- [Source records]
━━━━━━━━━━━━━━━━━━━━

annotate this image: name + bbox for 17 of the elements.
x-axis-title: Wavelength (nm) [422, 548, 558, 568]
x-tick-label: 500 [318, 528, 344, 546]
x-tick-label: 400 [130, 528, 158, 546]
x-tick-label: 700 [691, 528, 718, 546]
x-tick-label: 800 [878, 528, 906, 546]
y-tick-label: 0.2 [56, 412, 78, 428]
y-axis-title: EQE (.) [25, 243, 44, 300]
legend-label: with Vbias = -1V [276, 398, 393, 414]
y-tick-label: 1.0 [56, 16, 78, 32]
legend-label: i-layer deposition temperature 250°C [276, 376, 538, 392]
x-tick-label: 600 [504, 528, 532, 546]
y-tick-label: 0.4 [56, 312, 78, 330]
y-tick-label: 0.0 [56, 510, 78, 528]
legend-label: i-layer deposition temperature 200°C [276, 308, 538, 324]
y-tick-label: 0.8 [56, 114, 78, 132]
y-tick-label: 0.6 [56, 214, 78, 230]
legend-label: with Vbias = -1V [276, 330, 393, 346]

━━━━━━━━━━━━━━━━━━━━

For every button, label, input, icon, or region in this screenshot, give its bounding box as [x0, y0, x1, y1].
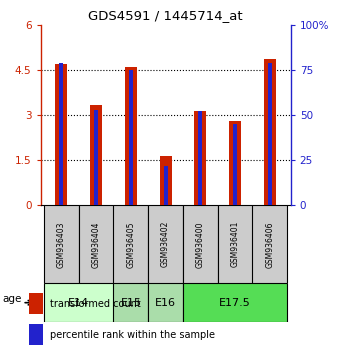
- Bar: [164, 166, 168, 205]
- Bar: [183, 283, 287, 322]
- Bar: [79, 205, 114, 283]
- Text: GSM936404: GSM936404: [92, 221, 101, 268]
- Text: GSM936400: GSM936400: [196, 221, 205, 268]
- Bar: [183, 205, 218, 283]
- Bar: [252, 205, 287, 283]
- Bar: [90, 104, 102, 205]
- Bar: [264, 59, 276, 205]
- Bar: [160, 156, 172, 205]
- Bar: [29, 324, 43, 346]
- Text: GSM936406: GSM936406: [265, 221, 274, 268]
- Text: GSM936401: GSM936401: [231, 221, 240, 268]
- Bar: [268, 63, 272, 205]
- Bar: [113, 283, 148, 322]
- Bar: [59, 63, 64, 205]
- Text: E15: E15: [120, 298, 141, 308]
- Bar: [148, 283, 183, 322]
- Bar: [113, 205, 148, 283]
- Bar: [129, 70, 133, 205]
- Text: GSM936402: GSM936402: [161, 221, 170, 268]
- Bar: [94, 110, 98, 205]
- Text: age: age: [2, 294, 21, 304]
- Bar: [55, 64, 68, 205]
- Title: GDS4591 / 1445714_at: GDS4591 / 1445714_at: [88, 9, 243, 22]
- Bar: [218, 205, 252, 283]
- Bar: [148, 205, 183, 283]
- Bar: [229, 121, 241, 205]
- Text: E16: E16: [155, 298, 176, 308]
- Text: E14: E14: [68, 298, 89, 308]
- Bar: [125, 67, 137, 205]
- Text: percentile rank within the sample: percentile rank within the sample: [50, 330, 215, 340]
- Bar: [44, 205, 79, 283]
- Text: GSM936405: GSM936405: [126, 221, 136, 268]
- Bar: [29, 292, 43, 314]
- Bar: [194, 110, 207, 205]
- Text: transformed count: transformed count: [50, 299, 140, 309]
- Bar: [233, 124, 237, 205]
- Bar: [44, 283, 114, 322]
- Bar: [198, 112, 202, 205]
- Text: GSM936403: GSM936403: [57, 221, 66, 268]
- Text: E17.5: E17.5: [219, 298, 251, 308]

━━━━━━━━━━━━━━━━━━━━

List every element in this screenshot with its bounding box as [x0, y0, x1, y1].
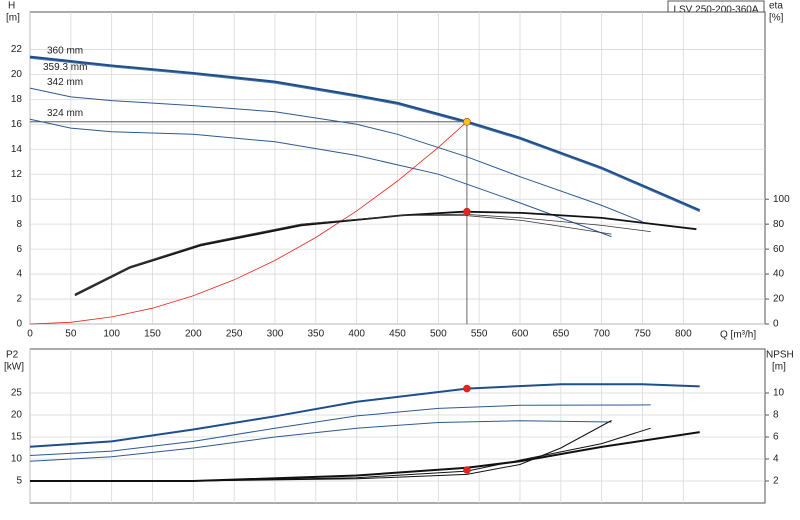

━━━━━━━━━━━━━━━━━━━━

- [Task prompt] Repeat the listing lines word for word, starting with the line that contains "For every button, label, input, icon, or" and ending with the line that contains "- Bar: [55, 64, 68, 205]", both included. Leave the pictures out of your answer.

- [Task solution]
For every button, label, input, icon, or region in this screenshot, give its bounding box as [x0, y0, x1, y1].
- Bar: [164, 166, 168, 205]
- Bar: [183, 283, 287, 322]
- Bar: [79, 205, 114, 283]
- Text: GSM936404: GSM936404: [92, 221, 101, 268]
- Text: GSM936400: GSM936400: [196, 221, 205, 268]
- Bar: [183, 205, 218, 283]
- Bar: [252, 205, 287, 283]
- Bar: [90, 104, 102, 205]
- Bar: [264, 59, 276, 205]
- Bar: [160, 156, 172, 205]
- Bar: [29, 324, 43, 346]
- Text: GSM936406: GSM936406: [265, 221, 274, 268]
- Text: GSM936401: GSM936401: [231, 221, 240, 268]
- Bar: [268, 63, 272, 205]
- Bar: [113, 283, 148, 322]
- Bar: [59, 63, 64, 205]
- Text: E15: E15: [120, 298, 141, 308]
- Bar: [148, 283, 183, 322]
- Bar: [113, 205, 148, 283]
- Bar: [129, 70, 133, 205]
- Text: GSM936402: GSM936402: [161, 221, 170, 268]
- Bar: [94, 110, 98, 205]
- Text: age: age: [2, 294, 21, 304]
- Bar: [55, 64, 68, 205]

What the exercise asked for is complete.